_PROBLEM DETAILS_
Print all of the lines exactly. Any picture among them stays out.

Dataset records on visual material
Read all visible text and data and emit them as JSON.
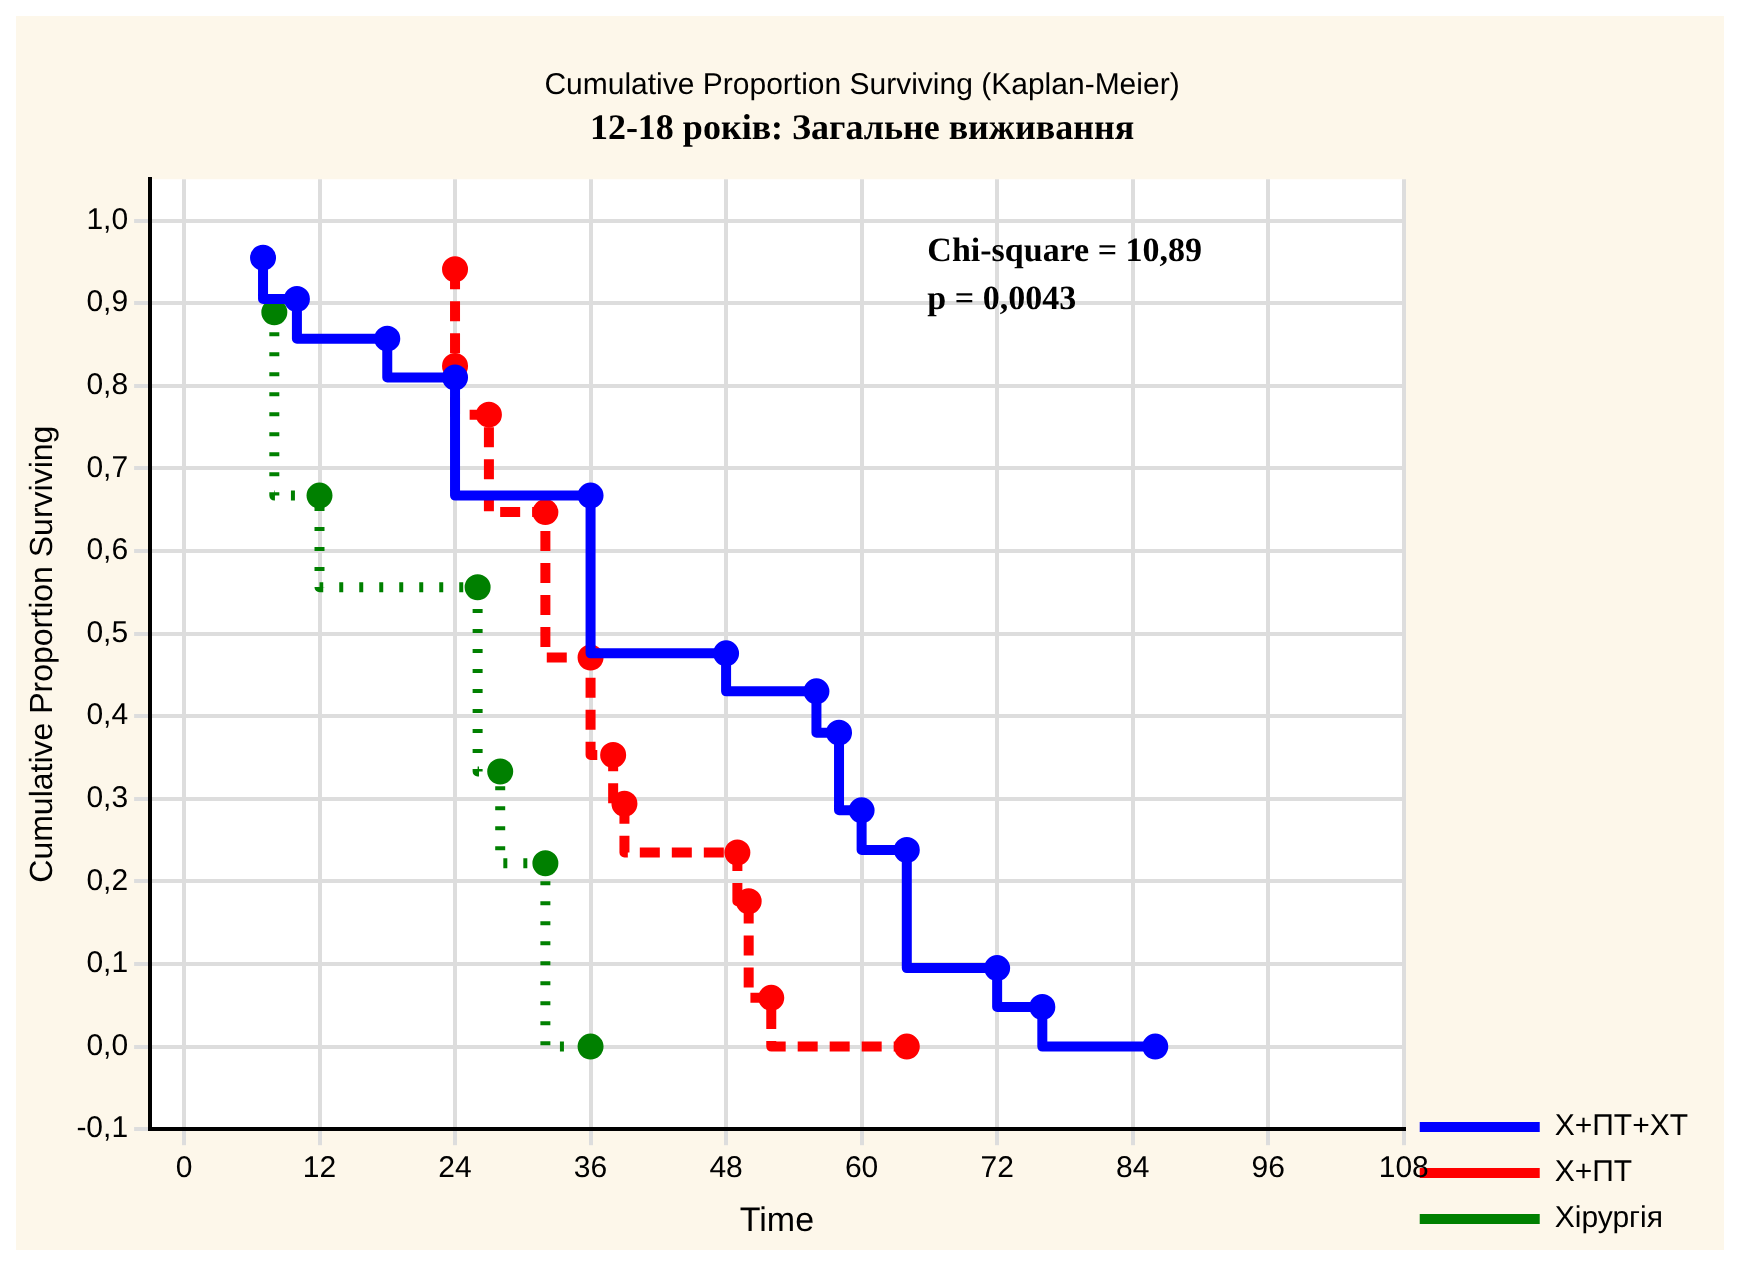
{
  "chart_data": {
    "type": "step",
    "title": "Cumulative Proportion Surviving (Kaplan-Meier)",
    "subtitle": "12-18 років: Загальне виживання",
    "xlabel": "Time",
    "ylabel": "Cumulative Proportion Surviving",
    "series": [
      {
        "name": "Х+ПТ+ХТ",
        "color": "#0000ff",
        "line_style": "solid",
        "x": [
          7,
          10,
          18,
          24,
          36,
          48,
          56,
          58,
          60,
          64,
          72,
          76,
          86
        ],
        "values": [
          0.955,
          0.905,
          0.857,
          0.81,
          0.667,
          0.476,
          0.43,
          0.38,
          0.286,
          0.238,
          0.095,
          0.048,
          0.0
        ]
      },
      {
        "name": "Х+ПТ",
        "color": "#ff0000",
        "line_style": "dashed",
        "x": [
          24,
          24,
          27,
          32,
          36,
          38,
          39,
          49,
          50,
          52,
          64
        ],
        "values": [
          0.941,
          0.824,
          0.765,
          0.647,
          0.471,
          0.353,
          0.294,
          0.235,
          0.176,
          0.059,
          0.0
        ]
      },
      {
        "name": "Хірургія",
        "color": "#008000",
        "line_style": "dotted",
        "x": [
          8,
          12,
          26,
          28,
          32,
          36
        ],
        "values": [
          0.889,
          0.667,
          0.556,
          0.333,
          0.222,
          0.0
        ]
      }
    ],
    "xlim": [
      -3,
      108
    ],
    "xticks": [
      0,
      12,
      24,
      36,
      48,
      60,
      72,
      84,
      96,
      108
    ],
    "ylim": [
      -0.1,
      1.05
    ],
    "yticks": [
      {
        "value": -0.1,
        "label": "-0,1"
      },
      {
        "value": 0,
        "label": "0,0"
      },
      {
        "value": 0.1,
        "label": "0,1"
      },
      {
        "value": 0.2,
        "label": "0,2"
      },
      {
        "value": 0.3,
        "label": "0,3"
      },
      {
        "value": 0.4,
        "label": "0,4"
      },
      {
        "value": 0.5,
        "label": "0,5"
      },
      {
        "value": 0.6,
        "label": "0,6"
      },
      {
        "value": 0.7,
        "label": "0,7"
      },
      {
        "value": 0.8,
        "label": "0,8"
      },
      {
        "value": 0.9,
        "label": "0,9"
      },
      {
        "value": 1,
        "label": "1,0"
      }
    ],
    "annotations": [
      "Chi-square = 10,89",
      "p = 0,0043"
    ],
    "grid": true,
    "legend": "bottom right",
    "marker": "circle"
  }
}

_ANSWER_
Read all visible text and data and emit them as JSON.
{
  "chart_data": {
    "type": "step",
    "title": "Cumulative Proportion Surviving (Kaplan-Meier)",
    "subtitle": "12-18 років: Загальне виживання",
    "xlabel": "Time",
    "ylabel": "Cumulative Proportion Surviving",
    "series": [
      {
        "name": "Х+ПТ+ХТ",
        "color": "#0000ff",
        "line_style": "solid",
        "x": [
          7,
          10,
          18,
          24,
          36,
          48,
          56,
          58,
          60,
          64,
          72,
          76,
          86
        ],
        "values": [
          0.955,
          0.905,
          0.857,
          0.81,
          0.667,
          0.476,
          0.43,
          0.38,
          0.286,
          0.238,
          0.095,
          0.048,
          0.0
        ]
      },
      {
        "name": "Х+ПТ",
        "color": "#ff0000",
        "line_style": "dashed",
        "x": [
          24,
          24,
          27,
          32,
          36,
          38,
          39,
          49,
          50,
          52,
          64
        ],
        "values": [
          0.941,
          0.824,
          0.765,
          0.647,
          0.471,
          0.353,
          0.294,
          0.235,
          0.176,
          0.059,
          0.0
        ]
      },
      {
        "name": "Хірургія",
        "color": "#008000",
        "line_style": "dotted",
        "x": [
          8,
          12,
          26,
          28,
          32,
          36
        ],
        "values": [
          0.889,
          0.667,
          0.556,
          0.333,
          0.222,
          0.0
        ]
      }
    ],
    "xlim": [
      -3,
      108
    ],
    "xticks": [
      0,
      12,
      24,
      36,
      48,
      60,
      72,
      84,
      96,
      108
    ],
    "ylim": [
      -0.1,
      1.05
    ],
    "yticks": [
      {
        "value": -0.1,
        "label": "-0,1"
      },
      {
        "value": 0,
        "label": "0,0"
      },
      {
        "value": 0.1,
        "label": "0,1"
      },
      {
        "value": 0.2,
        "label": "0,2"
      },
      {
        "value": 0.3,
        "label": "0,3"
      },
      {
        "value": 0.4,
        "label": "0,4"
      },
      {
        "value": 0.5,
        "label": "0,5"
      },
      {
        "value": 0.6,
        "label": "0,6"
      },
      {
        "value": 0.7,
        "label": "0,7"
      },
      {
        "value": 0.8,
        "label": "0,8"
      },
      {
        "value": 0.9,
        "label": "0,9"
      },
      {
        "value": 1,
        "label": "1,0"
      }
    ],
    "annotations": [
      "Chi-square = 10,89",
      "p = 0,0043"
    ],
    "grid": true,
    "legend": "bottom right",
    "marker": "circle"
  }
}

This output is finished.